Structured figure records
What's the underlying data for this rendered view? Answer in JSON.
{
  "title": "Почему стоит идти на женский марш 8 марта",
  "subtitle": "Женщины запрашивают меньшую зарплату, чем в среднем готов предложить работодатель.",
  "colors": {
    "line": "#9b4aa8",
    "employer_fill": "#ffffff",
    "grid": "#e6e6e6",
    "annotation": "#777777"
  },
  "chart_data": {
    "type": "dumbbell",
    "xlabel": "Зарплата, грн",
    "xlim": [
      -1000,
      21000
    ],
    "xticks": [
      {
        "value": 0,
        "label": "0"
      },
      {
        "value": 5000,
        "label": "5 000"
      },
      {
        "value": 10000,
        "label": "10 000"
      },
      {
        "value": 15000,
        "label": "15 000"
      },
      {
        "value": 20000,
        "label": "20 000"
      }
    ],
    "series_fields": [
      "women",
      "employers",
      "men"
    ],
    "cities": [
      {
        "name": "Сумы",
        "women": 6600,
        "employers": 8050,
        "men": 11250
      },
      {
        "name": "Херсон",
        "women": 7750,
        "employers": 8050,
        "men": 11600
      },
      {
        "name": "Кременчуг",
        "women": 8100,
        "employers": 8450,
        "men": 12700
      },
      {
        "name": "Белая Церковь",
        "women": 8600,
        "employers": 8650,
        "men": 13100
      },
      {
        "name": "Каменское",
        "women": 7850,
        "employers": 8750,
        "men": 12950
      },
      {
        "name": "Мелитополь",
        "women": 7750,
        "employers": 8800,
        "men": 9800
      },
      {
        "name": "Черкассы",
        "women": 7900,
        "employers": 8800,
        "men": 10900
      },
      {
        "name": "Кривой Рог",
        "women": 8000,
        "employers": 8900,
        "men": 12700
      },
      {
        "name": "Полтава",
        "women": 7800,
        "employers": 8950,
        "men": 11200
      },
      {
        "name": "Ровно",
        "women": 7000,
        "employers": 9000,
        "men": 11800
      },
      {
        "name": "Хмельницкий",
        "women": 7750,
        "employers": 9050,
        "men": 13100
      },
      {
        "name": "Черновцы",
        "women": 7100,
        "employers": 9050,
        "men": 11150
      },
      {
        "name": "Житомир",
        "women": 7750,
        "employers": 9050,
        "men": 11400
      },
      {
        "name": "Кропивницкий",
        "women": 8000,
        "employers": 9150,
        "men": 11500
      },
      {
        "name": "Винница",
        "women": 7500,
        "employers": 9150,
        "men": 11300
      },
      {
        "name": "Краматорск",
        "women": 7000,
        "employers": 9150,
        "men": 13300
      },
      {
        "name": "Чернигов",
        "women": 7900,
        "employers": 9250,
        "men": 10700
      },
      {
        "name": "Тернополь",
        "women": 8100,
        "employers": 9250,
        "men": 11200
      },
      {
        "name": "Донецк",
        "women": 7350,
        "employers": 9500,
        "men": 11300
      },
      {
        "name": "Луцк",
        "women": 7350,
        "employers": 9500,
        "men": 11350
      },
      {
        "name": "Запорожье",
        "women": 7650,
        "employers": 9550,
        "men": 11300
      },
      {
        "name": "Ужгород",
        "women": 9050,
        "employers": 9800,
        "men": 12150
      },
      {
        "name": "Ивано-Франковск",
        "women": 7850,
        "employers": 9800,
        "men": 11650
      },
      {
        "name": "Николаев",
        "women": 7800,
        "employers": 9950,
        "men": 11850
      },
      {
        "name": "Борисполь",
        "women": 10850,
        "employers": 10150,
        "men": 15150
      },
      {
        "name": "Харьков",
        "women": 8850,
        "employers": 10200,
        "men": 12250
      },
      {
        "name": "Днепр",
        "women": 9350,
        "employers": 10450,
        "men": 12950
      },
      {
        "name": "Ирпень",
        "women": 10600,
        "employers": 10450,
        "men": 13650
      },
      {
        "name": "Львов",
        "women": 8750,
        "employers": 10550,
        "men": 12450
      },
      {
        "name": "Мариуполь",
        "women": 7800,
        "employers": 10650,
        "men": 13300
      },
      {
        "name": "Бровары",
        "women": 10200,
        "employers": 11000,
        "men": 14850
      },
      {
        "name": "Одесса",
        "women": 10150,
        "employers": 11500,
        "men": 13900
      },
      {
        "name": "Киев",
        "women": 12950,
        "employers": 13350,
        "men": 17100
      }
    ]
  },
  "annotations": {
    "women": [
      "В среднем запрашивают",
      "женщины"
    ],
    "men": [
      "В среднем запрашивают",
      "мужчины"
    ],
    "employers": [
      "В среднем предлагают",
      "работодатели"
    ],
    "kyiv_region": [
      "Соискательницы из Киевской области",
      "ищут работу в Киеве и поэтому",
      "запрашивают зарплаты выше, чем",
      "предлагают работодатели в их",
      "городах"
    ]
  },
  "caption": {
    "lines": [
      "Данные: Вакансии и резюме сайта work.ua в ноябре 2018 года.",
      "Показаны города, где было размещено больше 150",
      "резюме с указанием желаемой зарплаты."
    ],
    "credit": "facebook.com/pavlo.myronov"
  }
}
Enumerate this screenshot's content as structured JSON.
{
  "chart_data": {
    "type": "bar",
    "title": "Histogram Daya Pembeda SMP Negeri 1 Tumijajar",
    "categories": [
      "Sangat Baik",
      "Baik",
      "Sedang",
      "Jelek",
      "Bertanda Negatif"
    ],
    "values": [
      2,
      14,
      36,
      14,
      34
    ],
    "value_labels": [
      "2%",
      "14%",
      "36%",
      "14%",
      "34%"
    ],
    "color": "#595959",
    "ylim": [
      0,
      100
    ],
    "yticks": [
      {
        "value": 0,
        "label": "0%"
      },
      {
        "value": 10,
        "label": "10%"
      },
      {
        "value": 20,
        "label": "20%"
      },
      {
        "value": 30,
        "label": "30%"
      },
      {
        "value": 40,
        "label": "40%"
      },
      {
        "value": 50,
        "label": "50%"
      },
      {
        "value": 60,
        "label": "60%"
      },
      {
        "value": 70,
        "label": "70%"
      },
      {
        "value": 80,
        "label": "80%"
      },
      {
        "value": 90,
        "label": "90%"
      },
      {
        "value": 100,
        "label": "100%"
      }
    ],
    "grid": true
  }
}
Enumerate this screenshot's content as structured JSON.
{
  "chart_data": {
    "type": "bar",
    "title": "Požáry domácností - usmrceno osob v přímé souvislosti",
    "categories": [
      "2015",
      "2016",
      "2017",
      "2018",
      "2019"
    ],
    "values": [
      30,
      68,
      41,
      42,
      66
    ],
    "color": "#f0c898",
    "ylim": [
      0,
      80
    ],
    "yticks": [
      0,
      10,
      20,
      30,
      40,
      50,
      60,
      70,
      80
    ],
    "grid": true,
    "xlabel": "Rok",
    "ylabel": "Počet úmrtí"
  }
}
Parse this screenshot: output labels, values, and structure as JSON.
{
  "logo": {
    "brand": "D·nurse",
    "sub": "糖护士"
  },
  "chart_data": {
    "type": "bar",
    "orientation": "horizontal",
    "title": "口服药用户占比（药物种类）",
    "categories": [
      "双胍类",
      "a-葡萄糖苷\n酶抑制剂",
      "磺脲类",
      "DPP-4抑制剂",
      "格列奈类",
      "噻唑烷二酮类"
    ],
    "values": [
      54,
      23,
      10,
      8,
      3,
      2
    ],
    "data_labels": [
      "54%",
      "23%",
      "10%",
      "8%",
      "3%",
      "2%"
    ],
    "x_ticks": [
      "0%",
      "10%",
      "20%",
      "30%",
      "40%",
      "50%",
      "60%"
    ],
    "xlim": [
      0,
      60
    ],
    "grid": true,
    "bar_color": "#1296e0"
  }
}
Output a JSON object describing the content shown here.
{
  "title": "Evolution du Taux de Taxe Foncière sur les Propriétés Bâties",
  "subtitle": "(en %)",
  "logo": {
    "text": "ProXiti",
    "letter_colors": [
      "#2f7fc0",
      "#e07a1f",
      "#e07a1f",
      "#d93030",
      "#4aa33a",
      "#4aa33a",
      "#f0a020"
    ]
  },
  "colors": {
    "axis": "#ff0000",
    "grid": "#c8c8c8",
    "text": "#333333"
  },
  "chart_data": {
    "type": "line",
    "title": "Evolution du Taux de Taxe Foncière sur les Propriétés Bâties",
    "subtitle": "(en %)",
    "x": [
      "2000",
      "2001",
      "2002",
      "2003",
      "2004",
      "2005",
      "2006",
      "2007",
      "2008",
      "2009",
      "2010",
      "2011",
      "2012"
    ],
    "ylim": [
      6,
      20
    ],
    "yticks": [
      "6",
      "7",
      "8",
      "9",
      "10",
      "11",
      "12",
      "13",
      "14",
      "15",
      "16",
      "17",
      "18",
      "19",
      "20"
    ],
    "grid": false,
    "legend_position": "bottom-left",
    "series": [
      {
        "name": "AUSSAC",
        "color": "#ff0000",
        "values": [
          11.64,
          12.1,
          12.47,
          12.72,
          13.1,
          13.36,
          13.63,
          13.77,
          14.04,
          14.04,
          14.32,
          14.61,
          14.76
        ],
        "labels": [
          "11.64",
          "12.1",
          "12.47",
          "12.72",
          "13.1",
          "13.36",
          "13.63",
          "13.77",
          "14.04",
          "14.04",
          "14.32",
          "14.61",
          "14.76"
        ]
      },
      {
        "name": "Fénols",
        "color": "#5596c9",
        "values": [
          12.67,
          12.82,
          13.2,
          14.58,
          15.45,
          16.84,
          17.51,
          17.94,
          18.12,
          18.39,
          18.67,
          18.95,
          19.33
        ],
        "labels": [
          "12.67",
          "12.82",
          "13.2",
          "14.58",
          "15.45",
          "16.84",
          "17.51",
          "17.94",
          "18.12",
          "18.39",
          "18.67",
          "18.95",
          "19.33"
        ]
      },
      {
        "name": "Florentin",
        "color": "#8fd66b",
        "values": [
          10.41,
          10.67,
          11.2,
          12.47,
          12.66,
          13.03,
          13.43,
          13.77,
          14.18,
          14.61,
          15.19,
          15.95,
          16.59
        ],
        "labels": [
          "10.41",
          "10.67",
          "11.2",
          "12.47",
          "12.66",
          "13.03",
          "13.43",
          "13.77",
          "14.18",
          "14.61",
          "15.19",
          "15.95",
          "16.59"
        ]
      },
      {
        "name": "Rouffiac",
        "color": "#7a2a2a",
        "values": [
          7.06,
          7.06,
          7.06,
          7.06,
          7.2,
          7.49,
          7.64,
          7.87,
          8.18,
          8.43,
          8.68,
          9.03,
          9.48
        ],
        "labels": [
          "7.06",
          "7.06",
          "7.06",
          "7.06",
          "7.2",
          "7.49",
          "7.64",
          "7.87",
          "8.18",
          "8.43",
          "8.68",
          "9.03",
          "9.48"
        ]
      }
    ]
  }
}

» **Exercise brief**
Which lines hold the string "Taxe"? Copy all of them from the data above.

» **Response to this task**
  "title": "Evolution du Taux de Taxe Foncière sur les Propriétés Bâties",
    "title": "Evolution du Taux de Taxe Foncière sur les Propriétés Bâties",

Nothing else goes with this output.